((
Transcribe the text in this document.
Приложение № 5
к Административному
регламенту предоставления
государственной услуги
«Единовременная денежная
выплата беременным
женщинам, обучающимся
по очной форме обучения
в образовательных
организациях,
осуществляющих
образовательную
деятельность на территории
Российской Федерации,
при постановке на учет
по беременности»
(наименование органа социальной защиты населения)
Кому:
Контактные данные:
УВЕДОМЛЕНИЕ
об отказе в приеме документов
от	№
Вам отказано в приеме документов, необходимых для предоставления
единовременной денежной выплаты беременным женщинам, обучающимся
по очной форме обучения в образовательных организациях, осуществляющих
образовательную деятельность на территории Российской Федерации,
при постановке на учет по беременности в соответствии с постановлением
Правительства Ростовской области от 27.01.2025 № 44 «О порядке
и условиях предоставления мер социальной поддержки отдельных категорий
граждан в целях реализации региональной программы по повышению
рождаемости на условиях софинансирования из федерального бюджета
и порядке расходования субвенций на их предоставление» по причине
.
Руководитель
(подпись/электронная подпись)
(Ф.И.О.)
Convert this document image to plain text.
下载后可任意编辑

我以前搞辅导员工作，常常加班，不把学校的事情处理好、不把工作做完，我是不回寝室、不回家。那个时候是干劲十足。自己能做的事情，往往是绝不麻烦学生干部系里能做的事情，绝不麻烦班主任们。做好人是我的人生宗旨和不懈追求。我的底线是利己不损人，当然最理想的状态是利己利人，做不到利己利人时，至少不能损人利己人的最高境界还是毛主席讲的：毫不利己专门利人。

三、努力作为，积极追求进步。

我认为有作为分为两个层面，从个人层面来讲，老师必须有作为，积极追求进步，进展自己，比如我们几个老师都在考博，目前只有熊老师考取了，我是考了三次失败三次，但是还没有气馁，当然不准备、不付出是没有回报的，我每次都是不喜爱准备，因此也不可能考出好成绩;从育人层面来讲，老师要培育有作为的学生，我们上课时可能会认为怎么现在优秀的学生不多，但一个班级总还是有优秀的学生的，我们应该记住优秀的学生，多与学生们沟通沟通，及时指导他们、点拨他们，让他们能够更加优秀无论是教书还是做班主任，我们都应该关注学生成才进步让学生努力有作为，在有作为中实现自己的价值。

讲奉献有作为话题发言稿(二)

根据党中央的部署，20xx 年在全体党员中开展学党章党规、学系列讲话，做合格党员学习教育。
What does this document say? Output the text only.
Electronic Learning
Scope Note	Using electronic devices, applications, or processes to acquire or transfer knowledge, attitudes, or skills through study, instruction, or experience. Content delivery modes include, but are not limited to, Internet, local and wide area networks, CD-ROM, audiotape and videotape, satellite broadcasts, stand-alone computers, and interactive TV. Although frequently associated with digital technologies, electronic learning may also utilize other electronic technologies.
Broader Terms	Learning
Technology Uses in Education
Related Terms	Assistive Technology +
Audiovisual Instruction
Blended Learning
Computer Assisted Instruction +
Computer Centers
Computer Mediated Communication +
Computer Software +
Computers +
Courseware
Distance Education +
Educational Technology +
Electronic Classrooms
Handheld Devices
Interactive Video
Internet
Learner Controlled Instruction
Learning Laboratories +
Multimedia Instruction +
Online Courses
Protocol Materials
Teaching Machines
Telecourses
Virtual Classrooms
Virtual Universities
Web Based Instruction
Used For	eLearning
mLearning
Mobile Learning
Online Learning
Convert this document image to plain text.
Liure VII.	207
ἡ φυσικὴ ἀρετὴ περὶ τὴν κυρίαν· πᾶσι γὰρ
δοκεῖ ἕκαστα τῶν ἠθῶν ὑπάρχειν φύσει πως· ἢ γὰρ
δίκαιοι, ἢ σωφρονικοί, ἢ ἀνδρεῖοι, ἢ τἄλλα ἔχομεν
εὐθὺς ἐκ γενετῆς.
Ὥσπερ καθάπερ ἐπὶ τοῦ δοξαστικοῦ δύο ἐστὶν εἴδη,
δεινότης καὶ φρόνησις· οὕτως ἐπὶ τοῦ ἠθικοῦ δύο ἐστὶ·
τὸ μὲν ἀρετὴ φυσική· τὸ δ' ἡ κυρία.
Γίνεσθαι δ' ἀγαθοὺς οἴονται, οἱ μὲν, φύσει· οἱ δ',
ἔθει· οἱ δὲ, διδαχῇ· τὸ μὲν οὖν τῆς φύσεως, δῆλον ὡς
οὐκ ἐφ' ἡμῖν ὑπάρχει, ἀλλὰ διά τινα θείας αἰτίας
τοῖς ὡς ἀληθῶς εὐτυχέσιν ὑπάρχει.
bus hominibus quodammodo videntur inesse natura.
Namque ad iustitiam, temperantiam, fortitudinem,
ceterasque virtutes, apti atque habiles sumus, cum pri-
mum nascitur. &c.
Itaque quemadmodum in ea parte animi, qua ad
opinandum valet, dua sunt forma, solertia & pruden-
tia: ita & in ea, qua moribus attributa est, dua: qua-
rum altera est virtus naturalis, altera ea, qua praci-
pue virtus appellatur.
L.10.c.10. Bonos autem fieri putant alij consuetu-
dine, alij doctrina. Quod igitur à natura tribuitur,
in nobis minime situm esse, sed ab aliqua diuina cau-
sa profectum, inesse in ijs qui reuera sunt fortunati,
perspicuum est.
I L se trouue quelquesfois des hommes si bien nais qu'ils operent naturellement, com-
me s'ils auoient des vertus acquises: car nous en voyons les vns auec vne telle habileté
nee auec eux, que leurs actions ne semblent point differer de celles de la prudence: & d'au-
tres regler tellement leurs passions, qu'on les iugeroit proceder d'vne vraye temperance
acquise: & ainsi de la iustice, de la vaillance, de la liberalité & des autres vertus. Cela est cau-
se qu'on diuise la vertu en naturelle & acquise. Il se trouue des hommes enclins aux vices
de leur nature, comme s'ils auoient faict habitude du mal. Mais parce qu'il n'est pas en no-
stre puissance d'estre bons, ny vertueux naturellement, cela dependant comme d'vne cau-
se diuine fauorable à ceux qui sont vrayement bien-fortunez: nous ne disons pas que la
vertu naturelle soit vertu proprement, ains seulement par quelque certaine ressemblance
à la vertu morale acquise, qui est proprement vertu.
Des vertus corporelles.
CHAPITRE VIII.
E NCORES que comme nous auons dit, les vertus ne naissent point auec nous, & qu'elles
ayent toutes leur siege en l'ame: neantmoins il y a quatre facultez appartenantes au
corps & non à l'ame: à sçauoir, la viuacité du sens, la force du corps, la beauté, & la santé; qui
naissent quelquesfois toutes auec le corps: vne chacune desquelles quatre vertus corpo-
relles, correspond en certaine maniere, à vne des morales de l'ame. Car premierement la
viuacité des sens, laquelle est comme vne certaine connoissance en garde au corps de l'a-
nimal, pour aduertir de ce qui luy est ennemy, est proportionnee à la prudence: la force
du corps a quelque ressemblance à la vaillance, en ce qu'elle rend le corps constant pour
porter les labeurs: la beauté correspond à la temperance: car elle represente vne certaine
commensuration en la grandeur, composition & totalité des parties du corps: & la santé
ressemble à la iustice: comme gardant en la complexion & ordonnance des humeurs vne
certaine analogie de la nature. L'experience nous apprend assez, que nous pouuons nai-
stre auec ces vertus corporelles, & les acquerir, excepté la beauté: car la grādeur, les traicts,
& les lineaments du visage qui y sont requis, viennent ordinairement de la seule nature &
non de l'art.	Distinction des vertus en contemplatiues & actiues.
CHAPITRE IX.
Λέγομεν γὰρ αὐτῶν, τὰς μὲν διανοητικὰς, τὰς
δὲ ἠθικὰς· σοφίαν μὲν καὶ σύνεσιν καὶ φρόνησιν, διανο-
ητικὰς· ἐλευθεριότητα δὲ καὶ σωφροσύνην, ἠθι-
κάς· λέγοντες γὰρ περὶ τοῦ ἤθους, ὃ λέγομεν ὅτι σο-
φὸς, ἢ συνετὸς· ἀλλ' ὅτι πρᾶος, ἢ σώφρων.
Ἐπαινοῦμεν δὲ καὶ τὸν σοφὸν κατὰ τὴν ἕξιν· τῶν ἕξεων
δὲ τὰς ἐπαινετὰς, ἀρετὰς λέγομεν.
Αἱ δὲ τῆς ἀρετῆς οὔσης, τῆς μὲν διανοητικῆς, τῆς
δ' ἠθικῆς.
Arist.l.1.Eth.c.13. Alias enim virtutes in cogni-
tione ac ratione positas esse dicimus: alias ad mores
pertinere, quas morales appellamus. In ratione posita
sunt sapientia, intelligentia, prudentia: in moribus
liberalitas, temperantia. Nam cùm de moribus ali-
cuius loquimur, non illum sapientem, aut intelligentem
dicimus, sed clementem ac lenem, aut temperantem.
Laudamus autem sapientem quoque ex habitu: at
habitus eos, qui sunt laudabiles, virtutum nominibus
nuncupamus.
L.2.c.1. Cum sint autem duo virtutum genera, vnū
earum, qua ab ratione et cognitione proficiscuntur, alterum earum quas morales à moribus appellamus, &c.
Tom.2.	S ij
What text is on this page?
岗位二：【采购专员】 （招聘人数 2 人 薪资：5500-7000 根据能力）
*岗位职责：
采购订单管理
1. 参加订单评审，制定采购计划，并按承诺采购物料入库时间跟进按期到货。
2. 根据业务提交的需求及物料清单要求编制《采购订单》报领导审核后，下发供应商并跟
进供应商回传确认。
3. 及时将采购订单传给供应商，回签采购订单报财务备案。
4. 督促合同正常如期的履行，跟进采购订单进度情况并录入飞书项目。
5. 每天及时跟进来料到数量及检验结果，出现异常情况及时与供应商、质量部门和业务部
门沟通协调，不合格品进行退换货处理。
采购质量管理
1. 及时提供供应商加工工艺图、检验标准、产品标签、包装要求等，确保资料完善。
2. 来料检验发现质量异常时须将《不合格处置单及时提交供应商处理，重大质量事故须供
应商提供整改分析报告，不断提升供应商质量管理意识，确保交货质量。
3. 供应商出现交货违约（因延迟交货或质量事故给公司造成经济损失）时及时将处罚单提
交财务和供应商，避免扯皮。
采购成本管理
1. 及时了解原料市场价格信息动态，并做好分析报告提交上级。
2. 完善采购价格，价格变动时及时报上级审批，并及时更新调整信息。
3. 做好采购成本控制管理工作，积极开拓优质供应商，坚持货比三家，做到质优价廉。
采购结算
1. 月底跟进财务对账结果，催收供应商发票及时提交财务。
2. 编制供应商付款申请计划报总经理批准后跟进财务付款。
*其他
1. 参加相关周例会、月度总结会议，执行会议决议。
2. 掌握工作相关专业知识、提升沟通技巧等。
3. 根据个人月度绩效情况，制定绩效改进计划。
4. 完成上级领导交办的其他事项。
))
Work to complete: Wherever a line in the data above holds "stre", copy that line.

Finished exercise:
stre puissance d'estre bons, ny vertueux naturellement, cela dependant comme d'vne cau-
stre auec ces vertus corporelles, & les acquerir, excepté la beauté: car la grādeur, les traicts,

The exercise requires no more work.